#### Assignment 1:
In the flow cytometry methods text, on which instrument were the flow cytometry measurements performed?
#### Assignment 2:
Name every antigen targeted by the fluorescence-labeled antimouse antibodies listed in the flow cytometry methods text.
#### Assignment 3:
Extend the flow cytometry methods text, picking up after its last sentence.

:: Reading text ::

Single cell suspensions were obtained from spleens of recipient mice. Cells were labeled for surface and intracellular antigens with fluorescence-labeled α-CD4, α-CD8, α-CD62L, α-CD44, α-CD25, α-Foxp3, α-IFN-γ, and α-IL-10 antimouse antibodies (eBioscience, San Diego, CA). Intracellular staining for Foxp3 was performed with a commercially available staining kit, including permeabilization solution and buffer (eBioscience). For intracellular cytokine staining, total splenocytes were seeded on 48-well plates and stimulated in complete media for 4 hours at 37°C with phorbol 12-myristate 13-acetate (50 ng/mL; Sigma-Aldrich), ionomycin (500 ng/mL; Sigma-Aldrich), and Brefeldin A (eBioscience). Subsequently, cells were fixed, permeabilized (kit by BD Biosciences, CA), and stained with respective antibodies. Intracellular cytokine staining after in vitro T-cell differentiation was performed without restimulation. Flow cytometry measurements were performed on a FACS Canto II (BD Bioscience) and data were analyzed using FlowJo (FlowJo Software, OR). For proper setting of gates, apoptotic cells were excluded and samples were compared with isotype controls, fluorescence minus 1 stainings, permeabilized and unpermeabilized unstained cells. Isotype controls shown in Figures 4, 5, 6 were obtained from cells of young, untreated animals not subjected to restimulation and stained with the entire panel (replacing the cytokine in question with respective isotype control antibodies). For in vitro studies (Figure 6), young untreated cells were used after differentiation.

:::
:: Data to examine ::

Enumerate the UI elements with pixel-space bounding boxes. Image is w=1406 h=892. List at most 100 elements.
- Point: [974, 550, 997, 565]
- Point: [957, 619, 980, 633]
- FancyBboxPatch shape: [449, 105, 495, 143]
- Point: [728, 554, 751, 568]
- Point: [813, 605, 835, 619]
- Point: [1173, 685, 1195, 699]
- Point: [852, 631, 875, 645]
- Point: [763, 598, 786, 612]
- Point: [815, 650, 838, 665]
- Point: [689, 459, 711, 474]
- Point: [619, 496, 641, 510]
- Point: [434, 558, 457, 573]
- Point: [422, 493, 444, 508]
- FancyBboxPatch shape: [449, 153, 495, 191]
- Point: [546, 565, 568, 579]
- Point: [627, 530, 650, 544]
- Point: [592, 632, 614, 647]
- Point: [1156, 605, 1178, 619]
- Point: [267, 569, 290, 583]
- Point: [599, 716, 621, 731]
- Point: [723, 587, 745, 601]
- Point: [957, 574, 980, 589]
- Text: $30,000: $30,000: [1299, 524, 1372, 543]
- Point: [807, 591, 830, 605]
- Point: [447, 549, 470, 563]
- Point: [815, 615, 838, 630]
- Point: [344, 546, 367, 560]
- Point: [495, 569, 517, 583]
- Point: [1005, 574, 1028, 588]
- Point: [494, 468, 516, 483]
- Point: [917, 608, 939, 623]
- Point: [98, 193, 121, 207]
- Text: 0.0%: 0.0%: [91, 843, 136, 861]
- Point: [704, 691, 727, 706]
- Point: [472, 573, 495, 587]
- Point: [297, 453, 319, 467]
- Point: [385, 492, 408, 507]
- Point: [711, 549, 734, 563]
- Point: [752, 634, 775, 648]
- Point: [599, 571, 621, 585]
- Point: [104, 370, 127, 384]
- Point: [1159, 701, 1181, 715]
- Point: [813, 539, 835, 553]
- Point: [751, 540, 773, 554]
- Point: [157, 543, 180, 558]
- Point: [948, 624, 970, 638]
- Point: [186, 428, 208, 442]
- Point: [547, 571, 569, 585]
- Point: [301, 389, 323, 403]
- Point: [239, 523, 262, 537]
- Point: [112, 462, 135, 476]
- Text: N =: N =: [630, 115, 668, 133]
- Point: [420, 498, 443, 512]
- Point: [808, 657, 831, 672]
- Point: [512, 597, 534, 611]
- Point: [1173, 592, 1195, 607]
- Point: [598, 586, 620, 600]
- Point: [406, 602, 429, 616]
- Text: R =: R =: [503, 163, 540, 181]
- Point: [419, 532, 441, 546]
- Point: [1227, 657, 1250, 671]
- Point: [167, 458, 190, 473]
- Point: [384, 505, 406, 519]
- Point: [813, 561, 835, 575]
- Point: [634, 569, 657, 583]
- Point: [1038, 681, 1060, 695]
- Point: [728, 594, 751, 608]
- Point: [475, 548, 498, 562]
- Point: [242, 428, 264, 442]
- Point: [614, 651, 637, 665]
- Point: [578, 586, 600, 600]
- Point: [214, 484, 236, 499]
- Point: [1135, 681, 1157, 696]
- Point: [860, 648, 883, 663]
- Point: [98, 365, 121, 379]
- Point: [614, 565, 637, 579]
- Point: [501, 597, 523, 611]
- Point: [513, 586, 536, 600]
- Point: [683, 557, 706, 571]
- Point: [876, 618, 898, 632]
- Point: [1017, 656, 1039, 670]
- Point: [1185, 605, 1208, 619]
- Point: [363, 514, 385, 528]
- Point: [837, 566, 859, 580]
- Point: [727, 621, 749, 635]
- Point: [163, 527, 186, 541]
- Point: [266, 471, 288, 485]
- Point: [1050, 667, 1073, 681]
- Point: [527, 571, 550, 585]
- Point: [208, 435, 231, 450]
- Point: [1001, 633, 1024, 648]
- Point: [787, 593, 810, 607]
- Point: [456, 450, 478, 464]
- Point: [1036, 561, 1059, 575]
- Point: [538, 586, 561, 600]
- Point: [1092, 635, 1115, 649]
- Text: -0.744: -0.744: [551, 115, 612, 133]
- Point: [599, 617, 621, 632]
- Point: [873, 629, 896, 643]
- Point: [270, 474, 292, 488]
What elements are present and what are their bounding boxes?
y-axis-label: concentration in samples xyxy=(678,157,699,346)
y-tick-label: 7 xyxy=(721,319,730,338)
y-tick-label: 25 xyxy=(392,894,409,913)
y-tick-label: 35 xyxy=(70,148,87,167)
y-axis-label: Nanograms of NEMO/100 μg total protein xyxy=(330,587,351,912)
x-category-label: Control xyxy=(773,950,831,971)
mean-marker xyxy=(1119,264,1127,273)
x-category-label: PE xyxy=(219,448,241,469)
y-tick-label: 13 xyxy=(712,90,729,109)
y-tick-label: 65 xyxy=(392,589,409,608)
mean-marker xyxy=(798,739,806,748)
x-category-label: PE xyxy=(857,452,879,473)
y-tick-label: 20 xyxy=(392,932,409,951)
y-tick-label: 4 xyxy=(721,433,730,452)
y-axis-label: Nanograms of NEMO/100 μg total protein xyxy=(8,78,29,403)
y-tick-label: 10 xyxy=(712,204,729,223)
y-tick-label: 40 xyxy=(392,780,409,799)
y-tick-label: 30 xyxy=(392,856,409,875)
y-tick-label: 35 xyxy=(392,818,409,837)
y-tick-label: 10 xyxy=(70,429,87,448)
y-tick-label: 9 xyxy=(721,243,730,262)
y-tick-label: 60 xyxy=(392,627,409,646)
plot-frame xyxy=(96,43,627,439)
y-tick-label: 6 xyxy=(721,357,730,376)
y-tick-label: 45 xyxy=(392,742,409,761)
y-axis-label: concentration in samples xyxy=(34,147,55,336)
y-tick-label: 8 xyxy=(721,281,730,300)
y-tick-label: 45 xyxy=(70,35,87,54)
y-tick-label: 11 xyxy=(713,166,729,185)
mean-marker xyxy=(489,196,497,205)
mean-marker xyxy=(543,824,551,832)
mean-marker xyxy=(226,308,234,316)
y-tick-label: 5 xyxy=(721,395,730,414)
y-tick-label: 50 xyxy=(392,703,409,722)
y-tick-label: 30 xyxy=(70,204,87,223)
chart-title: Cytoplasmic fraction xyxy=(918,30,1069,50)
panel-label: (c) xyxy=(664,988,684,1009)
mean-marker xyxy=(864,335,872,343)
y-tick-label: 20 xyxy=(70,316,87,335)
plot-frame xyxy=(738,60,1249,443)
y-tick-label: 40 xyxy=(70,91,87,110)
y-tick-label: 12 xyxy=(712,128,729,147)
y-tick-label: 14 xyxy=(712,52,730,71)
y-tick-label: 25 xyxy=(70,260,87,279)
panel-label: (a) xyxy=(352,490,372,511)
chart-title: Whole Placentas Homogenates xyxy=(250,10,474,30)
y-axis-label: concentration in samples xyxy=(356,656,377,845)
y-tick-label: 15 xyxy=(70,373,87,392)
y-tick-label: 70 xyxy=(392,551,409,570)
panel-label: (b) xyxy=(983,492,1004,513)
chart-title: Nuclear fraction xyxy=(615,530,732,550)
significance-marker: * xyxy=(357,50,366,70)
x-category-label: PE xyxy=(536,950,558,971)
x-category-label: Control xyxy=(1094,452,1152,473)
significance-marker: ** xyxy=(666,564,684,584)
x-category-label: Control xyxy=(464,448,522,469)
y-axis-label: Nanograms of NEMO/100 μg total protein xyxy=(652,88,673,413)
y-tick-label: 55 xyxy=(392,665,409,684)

:::

#### Response 1:
A FACS Canto II (BD Bioscience)

#### Response 2:
CD4, CD8, CD62L, CD44, CD25, Foxp3, IFN-γ, IL-10

#### Response 3:
Bromdesoxyuridine Proliferation Assay
To assess T-cell proliferation in vivo, recipient mice treated with control solution (PBS) or rapamycin received an intraperitoneal injection of 2 mg of bromdesoxyuridine (BrdU) solution (BD Biosciences) at the day of transplantation. Animals were euthanized by day 6 after transplantation; single cell suspensions of splenocytes were obtained and stained with APC-labeled anti-BrdU antibody per the manufacturer’s protocol (BD Biosciences) and subsequently analyzed by FACS.
INF-γ and IL-10 were measured in supernatants after T helper cell differentiation or after restimulation of recipient splenocytes with donor-type splenocytes for 72 hours. Commercial ELISA kits (eBioscience) were used according to the manufacturer's instructions. Briefly, ELISA plates were coated with 100 μL anticytokine capture antibody at 4°C for 12 hours; plates were then washed 5 times with 0.05% PBS-Tween and coated for 1 hour with the blocking buffer provided by the manufacturer. Samples or cytokine standards were added in duplicates (100 μL per well) and incubated at 4°C for 12 hours. Subsequently, wells were washed 5 times with PBS-Tween and incubated with 100 μL anticytokine detection antibody at 4°C overnight; wells were then washed again 5 times with PBS-Tween and incubated with 100 μL avidin-horseradish peroxidase at room temperature for 30 min. Thereafter, wells were washed 7 times with PBS-Tween and then incubated with 100 μL per well of substrate. The reaction was stopped after 15 minutes with 1 mol/L H2SO4, and absorbance was measured with a multiplate microplate fluorescence reader (Synergy HT, Biotek, Winooski, VT) at 405 nm.
Differences between groups were analyzed using unpaired Student t test. Graft survival was compared by Log-rank test. A P value less than 0.05 was considered significant (*P < 0.05; **P < 0.01; ***P < 0.001).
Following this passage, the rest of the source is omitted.